START Record extracts

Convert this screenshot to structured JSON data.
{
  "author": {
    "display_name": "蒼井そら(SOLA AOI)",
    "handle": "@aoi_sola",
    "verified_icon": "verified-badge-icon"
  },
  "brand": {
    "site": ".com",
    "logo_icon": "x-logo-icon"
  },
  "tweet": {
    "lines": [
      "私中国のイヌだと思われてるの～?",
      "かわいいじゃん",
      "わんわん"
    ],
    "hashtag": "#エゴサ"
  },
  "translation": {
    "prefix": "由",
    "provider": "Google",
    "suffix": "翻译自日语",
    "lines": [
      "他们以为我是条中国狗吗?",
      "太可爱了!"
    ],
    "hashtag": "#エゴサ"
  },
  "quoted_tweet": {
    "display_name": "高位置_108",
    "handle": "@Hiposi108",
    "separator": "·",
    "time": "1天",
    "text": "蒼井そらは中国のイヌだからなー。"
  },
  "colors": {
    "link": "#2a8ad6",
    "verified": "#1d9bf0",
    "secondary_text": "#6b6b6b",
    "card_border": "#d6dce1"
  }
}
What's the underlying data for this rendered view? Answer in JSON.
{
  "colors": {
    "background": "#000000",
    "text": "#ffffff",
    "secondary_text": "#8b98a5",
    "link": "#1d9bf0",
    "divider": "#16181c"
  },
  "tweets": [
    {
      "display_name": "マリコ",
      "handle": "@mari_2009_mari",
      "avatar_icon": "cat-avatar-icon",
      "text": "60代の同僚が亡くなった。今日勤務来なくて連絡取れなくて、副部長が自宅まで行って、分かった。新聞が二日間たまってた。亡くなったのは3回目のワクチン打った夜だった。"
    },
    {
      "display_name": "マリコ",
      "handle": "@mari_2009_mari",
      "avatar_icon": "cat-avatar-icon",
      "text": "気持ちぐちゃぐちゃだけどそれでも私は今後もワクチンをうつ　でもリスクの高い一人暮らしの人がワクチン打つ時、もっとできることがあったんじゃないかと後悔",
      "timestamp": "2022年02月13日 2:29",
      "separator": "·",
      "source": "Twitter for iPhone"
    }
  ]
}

END Record extracts

Exercise
Exactly and only the lines from the one containing "What's the underlying" through the end of the material are to be reproduced, both ends included.

The output
What's the underlying data for this rendered view? Answer in JSON.
{
  "colors": {
    "background": "#000000",
    "text": "#ffffff",
    "secondary_text": "#8b98a5",
    "link": "#1d9bf0",
    "divider": "#16181c"
  },
  "tweets": [
    {
      "display_name": "マリコ",
      "handle": "@mari_2009_mari",
      "avatar_icon": "cat-avatar-icon",
      "text": "60代の同僚が亡くなった。今日勤務来なくて連絡取れなくて、副部長が自宅まで行って、分かった。新聞が二日間たまってた。亡くなったのは3回目のワクチン打った夜だった。"
    },
    {
      "display_name": "マリコ",
      "handle": "@mari_2009_mari",
      "avatar_icon": "cat-avatar-icon",
      "text": "気持ちぐちゃぐちゃだけどそれでも私は今後もワクチンをうつ　でもリスクの高い一人暮らしの人がワクチン打つ時、もっとできることがあったんじゃないかと後悔",
      "timestamp": "2022年02月13日 2:29",
      "separator": "·",
      "source": "Twitter for iPhone"
    }
  ]
}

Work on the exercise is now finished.